Stored data
==*==
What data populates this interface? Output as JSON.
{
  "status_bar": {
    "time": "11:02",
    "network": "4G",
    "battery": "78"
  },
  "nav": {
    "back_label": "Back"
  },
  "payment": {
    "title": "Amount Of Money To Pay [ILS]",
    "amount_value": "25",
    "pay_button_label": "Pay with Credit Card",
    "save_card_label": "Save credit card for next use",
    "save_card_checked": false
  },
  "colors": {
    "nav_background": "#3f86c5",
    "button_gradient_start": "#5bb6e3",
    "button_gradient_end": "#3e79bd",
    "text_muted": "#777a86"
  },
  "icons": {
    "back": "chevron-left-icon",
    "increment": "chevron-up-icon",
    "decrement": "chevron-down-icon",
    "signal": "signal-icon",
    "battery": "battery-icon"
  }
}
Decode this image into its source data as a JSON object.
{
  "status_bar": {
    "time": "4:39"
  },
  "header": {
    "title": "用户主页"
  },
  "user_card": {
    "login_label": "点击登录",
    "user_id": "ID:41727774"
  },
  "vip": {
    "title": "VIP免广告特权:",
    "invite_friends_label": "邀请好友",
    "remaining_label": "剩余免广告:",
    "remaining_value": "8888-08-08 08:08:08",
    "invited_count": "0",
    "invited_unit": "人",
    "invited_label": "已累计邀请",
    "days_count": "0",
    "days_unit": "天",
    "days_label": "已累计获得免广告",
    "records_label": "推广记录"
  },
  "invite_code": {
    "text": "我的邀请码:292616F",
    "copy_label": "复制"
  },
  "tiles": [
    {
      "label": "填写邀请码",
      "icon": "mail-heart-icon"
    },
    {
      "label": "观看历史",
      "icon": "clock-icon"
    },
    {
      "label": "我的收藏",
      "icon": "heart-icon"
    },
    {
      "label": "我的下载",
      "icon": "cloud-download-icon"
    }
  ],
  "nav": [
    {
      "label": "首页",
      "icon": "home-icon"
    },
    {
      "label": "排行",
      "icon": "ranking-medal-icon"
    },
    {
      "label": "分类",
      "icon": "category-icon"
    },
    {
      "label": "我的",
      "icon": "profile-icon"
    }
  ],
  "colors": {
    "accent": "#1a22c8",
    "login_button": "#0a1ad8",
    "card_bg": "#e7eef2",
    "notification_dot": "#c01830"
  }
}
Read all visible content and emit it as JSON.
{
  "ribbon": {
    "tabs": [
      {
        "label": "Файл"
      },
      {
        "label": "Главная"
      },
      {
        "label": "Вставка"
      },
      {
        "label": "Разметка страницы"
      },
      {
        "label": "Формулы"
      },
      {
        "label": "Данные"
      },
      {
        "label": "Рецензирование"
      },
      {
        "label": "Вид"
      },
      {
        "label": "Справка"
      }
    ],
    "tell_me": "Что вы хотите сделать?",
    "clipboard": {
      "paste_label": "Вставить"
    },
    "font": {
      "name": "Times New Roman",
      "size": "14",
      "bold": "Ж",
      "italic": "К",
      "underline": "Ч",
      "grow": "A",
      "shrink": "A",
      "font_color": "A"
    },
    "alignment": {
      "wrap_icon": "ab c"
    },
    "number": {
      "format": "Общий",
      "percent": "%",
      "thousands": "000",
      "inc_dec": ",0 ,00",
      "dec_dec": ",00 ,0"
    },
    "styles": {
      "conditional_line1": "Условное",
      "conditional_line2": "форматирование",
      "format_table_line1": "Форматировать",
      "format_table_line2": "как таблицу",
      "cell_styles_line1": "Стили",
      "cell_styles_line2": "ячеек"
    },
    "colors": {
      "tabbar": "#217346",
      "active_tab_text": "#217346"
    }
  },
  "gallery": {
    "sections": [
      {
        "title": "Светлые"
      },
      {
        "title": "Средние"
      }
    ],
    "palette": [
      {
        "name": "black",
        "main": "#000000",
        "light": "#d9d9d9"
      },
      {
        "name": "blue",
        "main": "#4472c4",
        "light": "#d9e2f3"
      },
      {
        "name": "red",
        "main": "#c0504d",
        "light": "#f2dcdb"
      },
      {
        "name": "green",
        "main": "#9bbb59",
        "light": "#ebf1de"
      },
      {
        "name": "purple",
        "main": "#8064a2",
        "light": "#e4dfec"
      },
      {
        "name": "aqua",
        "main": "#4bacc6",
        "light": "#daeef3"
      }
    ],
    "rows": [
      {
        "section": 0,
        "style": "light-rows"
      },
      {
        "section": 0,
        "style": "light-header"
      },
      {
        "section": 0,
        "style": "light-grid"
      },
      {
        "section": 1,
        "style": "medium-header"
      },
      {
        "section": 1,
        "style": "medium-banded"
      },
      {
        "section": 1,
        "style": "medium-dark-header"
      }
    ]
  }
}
==*==
> _WHAT THE EXERCISE ASKS_
Give the number of lines in the material above that have the word "medium" in them, and nothing more.

> _RESULT_
3